Exercise task. Print every entry exactly as written.

Extracted records

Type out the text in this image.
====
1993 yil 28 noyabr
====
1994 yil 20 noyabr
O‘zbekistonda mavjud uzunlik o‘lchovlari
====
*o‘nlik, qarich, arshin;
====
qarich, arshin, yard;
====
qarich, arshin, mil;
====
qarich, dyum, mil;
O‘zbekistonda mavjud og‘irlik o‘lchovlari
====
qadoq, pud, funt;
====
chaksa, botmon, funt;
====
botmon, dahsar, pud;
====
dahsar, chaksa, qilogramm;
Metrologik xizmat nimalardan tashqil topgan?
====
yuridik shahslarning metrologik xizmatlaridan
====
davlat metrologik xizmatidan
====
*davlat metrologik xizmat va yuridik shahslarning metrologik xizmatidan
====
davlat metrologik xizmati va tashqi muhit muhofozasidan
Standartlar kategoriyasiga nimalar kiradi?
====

Full solution.
Type out the text in this image.
====
1993 yil 28 noyabr
====
1994 yil 20 noyabr
O‘zbekistonda mavjud uzunlik o‘lchovlari
====
*o‘nlik, qarich, arshin;
====
qarich, arshin, yard;
====
qarich, arshin, mil;
====
qarich, dyum, mil;
O‘zbekistonda mavjud og‘irlik o‘lchovlari
====
qadoq, pud, funt;
====
chaksa, botmon, funt;
====
botmon, dahsar, pud;
====
dahsar, chaksa, qilogramm;
Metrologik xizmat nimalardan tashqil topgan?
====
yuridik shahslarning metrologik xizmatlaridan
====
davlat metrologik xizmatidan
====
*davlat metrologik xizmat va yuridik shahslarning metrologik xizmatidan
====
davlat metrologik xizmati va tashqi muhit muhofozasidan
Standartlar kategoriyasiga nimalar kiradi?
====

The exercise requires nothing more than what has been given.